Supplied information ::
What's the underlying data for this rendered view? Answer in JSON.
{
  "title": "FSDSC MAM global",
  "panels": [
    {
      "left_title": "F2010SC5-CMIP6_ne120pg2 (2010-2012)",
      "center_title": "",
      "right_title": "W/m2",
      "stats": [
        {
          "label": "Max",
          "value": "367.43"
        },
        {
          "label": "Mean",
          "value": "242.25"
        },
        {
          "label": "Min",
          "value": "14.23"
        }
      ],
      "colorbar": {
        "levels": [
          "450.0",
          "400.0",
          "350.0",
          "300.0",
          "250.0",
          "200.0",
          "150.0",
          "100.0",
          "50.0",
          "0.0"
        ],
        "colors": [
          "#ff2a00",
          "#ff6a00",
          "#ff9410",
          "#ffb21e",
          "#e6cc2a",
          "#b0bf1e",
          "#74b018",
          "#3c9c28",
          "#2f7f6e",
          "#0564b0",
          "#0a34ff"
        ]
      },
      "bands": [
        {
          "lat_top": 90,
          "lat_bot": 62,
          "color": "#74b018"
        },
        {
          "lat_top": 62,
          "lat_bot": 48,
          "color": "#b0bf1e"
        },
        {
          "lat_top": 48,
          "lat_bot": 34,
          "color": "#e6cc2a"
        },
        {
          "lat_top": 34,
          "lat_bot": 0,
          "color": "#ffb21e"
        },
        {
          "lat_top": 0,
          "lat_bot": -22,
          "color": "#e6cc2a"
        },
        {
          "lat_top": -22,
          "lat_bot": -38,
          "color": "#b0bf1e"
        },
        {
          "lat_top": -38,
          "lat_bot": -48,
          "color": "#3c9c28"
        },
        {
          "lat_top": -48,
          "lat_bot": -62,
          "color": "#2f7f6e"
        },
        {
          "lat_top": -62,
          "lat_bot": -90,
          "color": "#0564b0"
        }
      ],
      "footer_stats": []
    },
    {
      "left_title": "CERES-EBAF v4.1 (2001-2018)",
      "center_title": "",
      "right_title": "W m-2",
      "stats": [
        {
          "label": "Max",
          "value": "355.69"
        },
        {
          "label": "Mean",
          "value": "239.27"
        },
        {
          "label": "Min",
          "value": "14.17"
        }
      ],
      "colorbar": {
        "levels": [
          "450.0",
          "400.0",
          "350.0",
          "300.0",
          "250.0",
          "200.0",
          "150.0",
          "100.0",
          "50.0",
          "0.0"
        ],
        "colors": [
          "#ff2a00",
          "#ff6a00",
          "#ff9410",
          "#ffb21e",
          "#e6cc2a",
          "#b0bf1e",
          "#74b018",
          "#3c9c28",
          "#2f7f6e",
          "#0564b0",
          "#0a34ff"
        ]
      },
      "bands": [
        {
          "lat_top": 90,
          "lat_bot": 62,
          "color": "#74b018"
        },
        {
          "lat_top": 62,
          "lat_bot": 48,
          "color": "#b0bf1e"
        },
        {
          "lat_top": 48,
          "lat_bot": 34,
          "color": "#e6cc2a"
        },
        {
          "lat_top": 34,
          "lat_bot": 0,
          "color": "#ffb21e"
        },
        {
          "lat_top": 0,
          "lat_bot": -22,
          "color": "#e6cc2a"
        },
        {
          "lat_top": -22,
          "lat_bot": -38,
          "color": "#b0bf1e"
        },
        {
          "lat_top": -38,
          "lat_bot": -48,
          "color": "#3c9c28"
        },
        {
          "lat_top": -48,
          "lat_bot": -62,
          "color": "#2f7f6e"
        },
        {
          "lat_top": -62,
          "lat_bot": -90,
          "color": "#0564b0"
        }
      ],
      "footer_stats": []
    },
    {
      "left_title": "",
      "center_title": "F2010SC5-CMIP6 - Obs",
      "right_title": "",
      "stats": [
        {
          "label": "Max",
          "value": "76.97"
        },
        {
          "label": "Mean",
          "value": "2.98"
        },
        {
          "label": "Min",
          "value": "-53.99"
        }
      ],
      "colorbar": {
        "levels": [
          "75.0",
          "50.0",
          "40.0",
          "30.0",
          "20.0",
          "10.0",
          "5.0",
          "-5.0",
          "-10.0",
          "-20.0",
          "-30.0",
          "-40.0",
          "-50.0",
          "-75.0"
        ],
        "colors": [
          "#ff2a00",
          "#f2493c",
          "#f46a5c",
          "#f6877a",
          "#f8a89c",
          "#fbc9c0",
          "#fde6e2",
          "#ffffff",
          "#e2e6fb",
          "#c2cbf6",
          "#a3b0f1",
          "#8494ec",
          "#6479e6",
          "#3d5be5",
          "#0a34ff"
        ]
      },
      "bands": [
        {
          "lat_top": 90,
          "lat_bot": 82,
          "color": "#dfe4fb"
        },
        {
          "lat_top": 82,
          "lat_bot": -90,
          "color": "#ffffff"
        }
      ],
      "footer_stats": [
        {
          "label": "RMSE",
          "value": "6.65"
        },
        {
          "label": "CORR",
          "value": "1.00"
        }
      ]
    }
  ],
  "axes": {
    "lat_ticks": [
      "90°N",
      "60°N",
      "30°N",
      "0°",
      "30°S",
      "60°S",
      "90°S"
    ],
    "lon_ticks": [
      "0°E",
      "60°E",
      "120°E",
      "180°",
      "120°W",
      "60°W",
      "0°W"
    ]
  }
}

What you should do ::
All of the lines above need to be given again exactly.

Solution for this task ::
What's the underlying data for this rendered view? Answer in JSON.
{
  "title": "FSDSC MAM global",
  "panels": [
    {
      "left_title": "F2010SC5-CMIP6_ne120pg2 (2010-2012)",
      "center_title": "",
      "right_title": "W/m2",
      "stats": [
        {
          "label": "Max",
          "value": "367.43"
        },
        {
          "label": "Mean",
          "value": "242.25"
        },
        {
          "label": "Min",
          "value": "14.23"
        }
      ],
      "colorbar": {
        "levels": [
          "450.0",
          "400.0",
          "350.0",
          "300.0",
          "250.0",
          "200.0",
          "150.0",
          "100.0",
          "50.0",
          "0.0"
        ],
        "colors": [
          "#ff2a00",
          "#ff6a00",
          "#ff9410",
          "#ffb21e",
          "#e6cc2a",
          "#b0bf1e",
          "#74b018",
          "#3c9c28",
          "#2f7f6e",
          "#0564b0",
          "#0a34ff"
        ]
      },
      "bands": [
        {
          "lat_top": 90,
          "lat_bot": 62,
          "color": "#74b018"
        },
        {
          "lat_top": 62,
          "lat_bot": 48,
          "color": "#b0bf1e"
        },
        {
          "lat_top": 48,
          "lat_bot": 34,
          "color": "#e6cc2a"
        },
        {
          "lat_top": 34,
          "lat_bot": 0,
          "color": "#ffb21e"
        },
        {
          "lat_top": 0,
          "lat_bot": -22,
          "color": "#e6cc2a"
        },
        {
          "lat_top": -22,
          "lat_bot": -38,
          "color": "#b0bf1e"
        },
        {
          "lat_top": -38,
          "lat_bot": -48,
          "color": "#3c9c28"
        },
        {
          "lat_top": -48,
          "lat_bot": -62,
          "color": "#2f7f6e"
        },
        {
          "lat_top": -62,
          "lat_bot": -90,
          "color": "#0564b0"
        }
      ],
      "footer_stats": []
    },
    {
      "left_title": "CERES-EBAF v4.1 (2001-2018)",
      "center_title": "",
      "right_title": "W m-2",
      "stats": [
        {
          "label": "Max",
          "value": "355.69"
        },
        {
          "label": "Mean",
          "value": "239.27"
        },
        {
          "label": "Min",
          "value": "14.17"
        }
      ],
      "colorbar": {
        "levels": [
          "450.0",
          "400.0",
          "350.0",
          "300.0",
          "250.0",
          "200.0",
          "150.0",
          "100.0",
          "50.0",
          "0.0"
        ],
        "colors": [
          "#ff2a00",
          "#ff6a00",
          "#ff9410",
          "#ffb21e",
          "#e6cc2a",
          "#b0bf1e",
          "#74b018",
          "#3c9c28",
          "#2f7f6e",
          "#0564b0",
          "#0a34ff"
        ]
      },
      "bands": [
        {
          "lat_top": 90,
          "lat_bot": 62,
          "color": "#74b018"
        },
        {
          "lat_top": 62,
          "lat_bot": 48,
          "color": "#b0bf1e"
        },
        {
          "lat_top": 48,
          "lat_bot": 34,
          "color": "#e6cc2a"
        },
        {
          "lat_top": 34,
          "lat_bot": 0,
          "color": "#ffb21e"
        },
        {
          "lat_top": 0,
          "lat_bot": -22,
          "color": "#e6cc2a"
        },
        {
          "lat_top": -22,
          "lat_bot": -38,
          "color": "#b0bf1e"
        },
        {
          "lat_top": -38,
          "lat_bot": -48,
          "color": "#3c9c28"
        },
        {
          "lat_top": -48,
          "lat_bot": -62,
          "color": "#2f7f6e"
        },
        {
          "lat_top": -62,
          "lat_bot": -90,
          "color": "#0564b0"
        }
      ],
      "footer_stats": []
    },
    {
      "left_title": "",
      "center_title": "F2010SC5-CMIP6 - Obs",
      "right_title": "",
      "stats": [
        {
          "label": "Max",
          "value": "76.97"
        },
        {
          "label": "Mean",
          "value": "2.98"
        },
        {
          "label": "Min",
          "value": "-53.99"
        }
      ],
      "colorbar": {
        "levels": [
          "75.0",
          "50.0",
          "40.0",
          "30.0",
          "20.0",
          "10.0",
          "5.0",
          "-5.0",
          "-10.0",
          "-20.0",
          "-30.0",
          "-40.0",
          "-50.0",
          "-75.0"
        ],
        "colors": [
          "#ff2a00",
          "#f2493c",
          "#f46a5c",
          "#f6877a",
          "#f8a89c",
          "#fbc9c0",
          "#fde6e2",
          "#ffffff",
          "#e2e6fb",
          "#c2cbf6",
          "#a3b0f1",
          "#8494ec",
          "#6479e6",
          "#3d5be5",
          "#0a34ff"
        ]
      },
      "bands": [
        {
          "lat_top": 90,
          "lat_bot": 82,
          "color": "#dfe4fb"
        },
        {
          "lat_top": 82,
          "lat_bot": -90,
          "color": "#ffffff"
        }
      ],
      "footer_stats": [
        {
          "label": "RMSE",
          "value": "6.65"
        },
        {
          "label": "CORR",
          "value": "1.00"
        }
      ]
    }
  ],
  "axes": {
    "lat_ticks": [
      "90°N",
      "60°N",
      "30°N",
      "0°",
      "30°S",
      "60°S",
      "90°S"
    ],
    "lon_ticks": [
      "0°E",
      "60°E",
      "120°E",
      "180°",
      "120°W",
      "60°W",
      "0°W"
    ]
  }
}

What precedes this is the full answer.